BEGIN Raw records

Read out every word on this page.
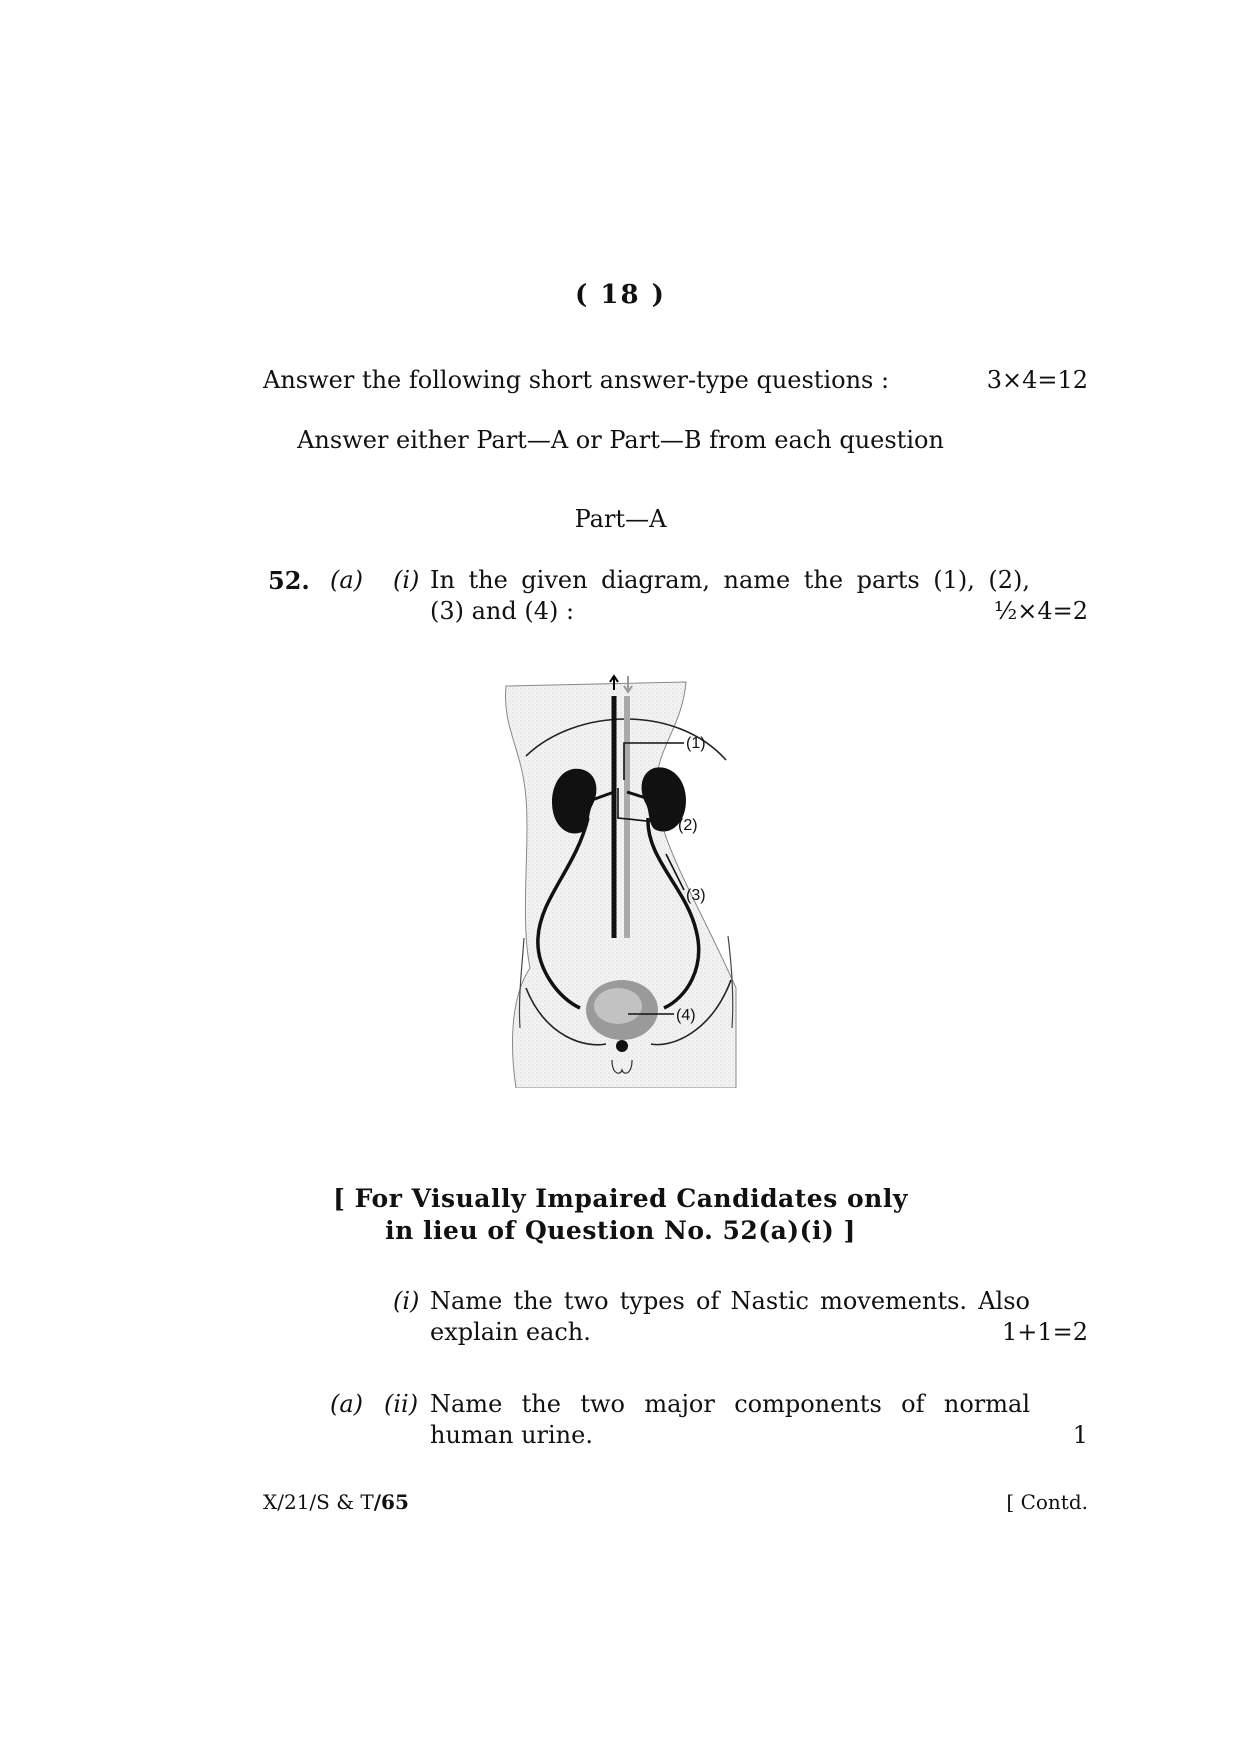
( 18 )
Answer the following short answer-type questions :	3×4=12
Answer either Part—A or Part—B from each question
Part—A
52. (a) (i) In the given diagram, name the parts (1), (2),
(3) and (4) :	½×4=2
(1)
(2)
(3)
(4)
[ For Visually Impaired Candidates only
in lieu of Question No. 52(a)(i) ]
(i) Name the two types of Nastic movements. Also
explain each.	1+1=2
(a) (ii) Name the two major components of normal
human urine.	1
X/21/S & T/65	[ Contd.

END Raw records

Aim of the task →
Write the entries above out again exactly, but not the pictures.

Expected answer →
Read out every word on this page.
( 18 )
Answer the following short answer-type questions :	3×4=12
Answer either Part—A or Part—B from each question
Part—A
52. (a) (i) In the given diagram, name the parts (1), (2),
(3) and (4) :	½×4=2
(1)
(2)
(3)
(4)
[ For Visually Impaired Candidates only
in lieu of Question No. 52(a)(i) ]
(i) Name the two types of Nastic movements. Also
explain each.	1+1=2
(a) (ii) Name the two major components of normal
human urine.	1
X/21/S & T/65	[ Contd.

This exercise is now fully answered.